→ **Job**:
Scan the records for the word "سجاد". Copy each line that includes it.

[START OF Records for processing]

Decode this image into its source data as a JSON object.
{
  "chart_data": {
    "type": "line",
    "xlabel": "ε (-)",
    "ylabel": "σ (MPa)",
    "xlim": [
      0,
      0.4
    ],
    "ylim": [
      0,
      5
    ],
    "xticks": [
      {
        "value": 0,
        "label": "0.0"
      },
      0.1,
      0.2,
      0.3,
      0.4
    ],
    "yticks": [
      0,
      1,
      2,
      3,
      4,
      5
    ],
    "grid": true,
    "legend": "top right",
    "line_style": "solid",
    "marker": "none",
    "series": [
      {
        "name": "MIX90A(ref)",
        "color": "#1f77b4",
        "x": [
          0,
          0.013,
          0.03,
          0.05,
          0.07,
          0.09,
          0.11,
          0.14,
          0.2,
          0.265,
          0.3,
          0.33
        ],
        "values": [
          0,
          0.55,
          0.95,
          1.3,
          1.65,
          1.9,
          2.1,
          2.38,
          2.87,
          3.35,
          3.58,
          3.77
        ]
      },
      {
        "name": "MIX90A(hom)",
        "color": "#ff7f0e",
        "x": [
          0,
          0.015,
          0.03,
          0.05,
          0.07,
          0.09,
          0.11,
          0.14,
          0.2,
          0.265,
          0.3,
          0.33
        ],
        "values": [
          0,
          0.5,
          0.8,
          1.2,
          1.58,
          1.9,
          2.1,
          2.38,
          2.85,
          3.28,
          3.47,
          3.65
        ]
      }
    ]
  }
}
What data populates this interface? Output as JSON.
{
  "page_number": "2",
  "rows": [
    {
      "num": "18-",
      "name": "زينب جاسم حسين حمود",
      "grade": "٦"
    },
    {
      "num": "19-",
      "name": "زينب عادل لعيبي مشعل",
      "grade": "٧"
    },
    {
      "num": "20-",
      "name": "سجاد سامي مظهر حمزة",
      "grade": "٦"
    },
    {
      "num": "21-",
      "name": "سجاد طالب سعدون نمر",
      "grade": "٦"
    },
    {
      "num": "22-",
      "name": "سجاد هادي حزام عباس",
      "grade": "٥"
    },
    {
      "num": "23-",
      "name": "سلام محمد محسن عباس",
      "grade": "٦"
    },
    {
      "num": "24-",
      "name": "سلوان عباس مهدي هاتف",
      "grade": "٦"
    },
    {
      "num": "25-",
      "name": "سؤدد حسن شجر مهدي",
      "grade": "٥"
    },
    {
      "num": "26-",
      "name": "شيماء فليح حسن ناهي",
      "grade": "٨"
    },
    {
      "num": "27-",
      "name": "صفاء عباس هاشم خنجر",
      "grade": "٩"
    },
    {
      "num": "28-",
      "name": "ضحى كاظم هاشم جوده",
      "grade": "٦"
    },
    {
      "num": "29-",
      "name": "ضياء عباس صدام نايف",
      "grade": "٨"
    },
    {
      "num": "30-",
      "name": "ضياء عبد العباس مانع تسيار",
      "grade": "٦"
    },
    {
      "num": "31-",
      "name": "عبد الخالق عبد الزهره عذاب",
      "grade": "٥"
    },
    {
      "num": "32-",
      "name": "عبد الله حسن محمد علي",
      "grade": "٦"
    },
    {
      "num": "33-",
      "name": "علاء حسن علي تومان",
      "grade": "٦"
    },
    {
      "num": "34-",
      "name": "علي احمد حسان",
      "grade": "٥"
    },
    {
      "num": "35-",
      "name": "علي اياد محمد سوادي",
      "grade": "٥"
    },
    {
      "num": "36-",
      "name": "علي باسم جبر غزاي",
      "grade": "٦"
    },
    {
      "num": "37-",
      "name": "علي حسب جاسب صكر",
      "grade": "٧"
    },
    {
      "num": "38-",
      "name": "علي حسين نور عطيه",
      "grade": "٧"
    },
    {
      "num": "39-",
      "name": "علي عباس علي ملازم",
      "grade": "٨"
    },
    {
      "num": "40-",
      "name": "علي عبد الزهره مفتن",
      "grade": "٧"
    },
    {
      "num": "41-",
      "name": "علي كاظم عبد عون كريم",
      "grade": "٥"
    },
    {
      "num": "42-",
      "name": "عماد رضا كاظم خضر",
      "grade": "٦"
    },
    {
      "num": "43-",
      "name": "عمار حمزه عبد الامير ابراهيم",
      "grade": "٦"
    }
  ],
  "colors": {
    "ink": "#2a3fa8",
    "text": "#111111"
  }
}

[END OF Records for processing]

→ **Exercise output**:
      "name": "سجاد سامي مظهر حمزة",
      "name": "سجاد طالب سعدون نمر",
      "name": "سجاد هادي حزام عباس",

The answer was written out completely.